▶ _EXERCISE DETAILS_
From the listing below, pull each line that includes "placeholder".

▶ _SUPPLIED INFORMATION_
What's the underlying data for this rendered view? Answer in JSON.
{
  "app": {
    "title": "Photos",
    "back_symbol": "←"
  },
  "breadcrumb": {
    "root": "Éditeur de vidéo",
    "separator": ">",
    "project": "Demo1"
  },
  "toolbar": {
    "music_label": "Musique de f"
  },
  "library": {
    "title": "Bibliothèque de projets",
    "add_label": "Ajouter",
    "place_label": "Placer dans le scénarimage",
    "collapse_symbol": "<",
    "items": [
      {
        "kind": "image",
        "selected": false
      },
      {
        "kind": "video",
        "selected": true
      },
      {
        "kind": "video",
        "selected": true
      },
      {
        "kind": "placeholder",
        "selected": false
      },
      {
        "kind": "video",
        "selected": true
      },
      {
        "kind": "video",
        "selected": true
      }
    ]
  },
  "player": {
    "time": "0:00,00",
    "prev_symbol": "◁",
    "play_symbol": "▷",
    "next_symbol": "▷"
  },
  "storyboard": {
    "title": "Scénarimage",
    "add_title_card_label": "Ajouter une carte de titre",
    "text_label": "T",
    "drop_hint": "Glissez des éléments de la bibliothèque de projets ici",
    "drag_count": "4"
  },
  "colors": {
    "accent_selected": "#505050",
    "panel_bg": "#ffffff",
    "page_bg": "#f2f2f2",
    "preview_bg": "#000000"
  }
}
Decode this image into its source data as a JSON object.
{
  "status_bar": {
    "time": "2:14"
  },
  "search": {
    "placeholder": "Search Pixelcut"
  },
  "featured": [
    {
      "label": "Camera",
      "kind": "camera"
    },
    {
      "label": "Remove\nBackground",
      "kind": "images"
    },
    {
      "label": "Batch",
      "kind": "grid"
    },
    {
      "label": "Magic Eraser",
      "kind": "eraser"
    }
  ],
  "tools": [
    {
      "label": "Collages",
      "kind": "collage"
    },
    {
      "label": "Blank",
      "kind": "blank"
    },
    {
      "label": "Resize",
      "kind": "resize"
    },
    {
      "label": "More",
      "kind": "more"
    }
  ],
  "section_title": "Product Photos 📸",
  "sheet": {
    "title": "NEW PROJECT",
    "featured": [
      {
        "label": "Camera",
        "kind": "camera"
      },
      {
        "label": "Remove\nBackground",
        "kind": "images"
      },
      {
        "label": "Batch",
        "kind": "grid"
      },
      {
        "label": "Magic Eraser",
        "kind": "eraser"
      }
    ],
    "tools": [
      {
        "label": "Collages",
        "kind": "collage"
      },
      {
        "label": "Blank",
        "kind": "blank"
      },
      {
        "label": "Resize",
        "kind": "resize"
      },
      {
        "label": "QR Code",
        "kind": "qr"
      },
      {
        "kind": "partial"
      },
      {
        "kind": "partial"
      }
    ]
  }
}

▶ _ANSWER TO THIS PROBLEM_
        "kind": "placeholder",
    "placeholder": "Search Pixelcut"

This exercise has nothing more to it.